+++ Data provided

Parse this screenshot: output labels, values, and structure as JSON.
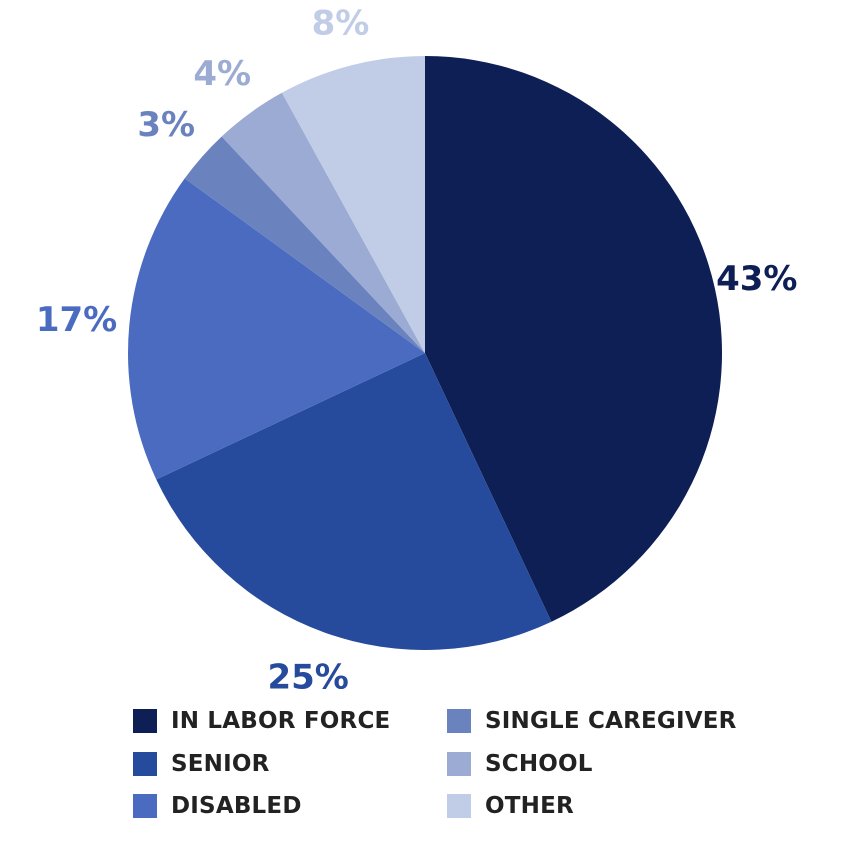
{
  "chart_data": {
    "type": "pie",
    "title": "",
    "start": "12 o'clock",
    "direction": "clockwise",
    "slices": [
      {
        "name": "IN LABOR FORCE",
        "value": 43,
        "label": "43%",
        "color": "#0d1f54"
      },
      {
        "name": "SENIOR",
        "value": 25,
        "label": "25%",
        "color": "#264a9c"
      },
      {
        "name": "DISABLED",
        "value": 17,
        "label": "17%",
        "color": "#4a6bc0"
      },
      {
        "name": "SINGLE CAREGIVER",
        "value": 3,
        "label": "3%",
        "color": "#6a83bf"
      },
      {
        "name": "SCHOOL",
        "value": 4,
        "label": "4%",
        "color": "#9cabd3"
      },
      {
        "name": "OTHER",
        "value": 8,
        "label": "8%",
        "color": "#c1cce6"
      }
    ],
    "legend_position": "bottom"
  },
  "legend": {
    "items": [
      {
        "label": "IN LABOR FORCE",
        "color": "#0d1f54"
      },
      {
        "label": "SINGLE CAREGIVER",
        "color": "#6a83bf"
      },
      {
        "label": "SENIOR",
        "color": "#264a9c"
      },
      {
        "label": "SCHOOL",
        "color": "#9cabd3"
      },
      {
        "label": "DISABLED",
        "color": "#4a6bc0"
      },
      {
        "label": "OTHER",
        "color": "#c1cce6"
      }
    ]
  }
}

++++++

▶ [Given exercise]: Determine how many lines in the records contain "LABOR", and reply with the number only.

▶ [Solution for this exercise]: 2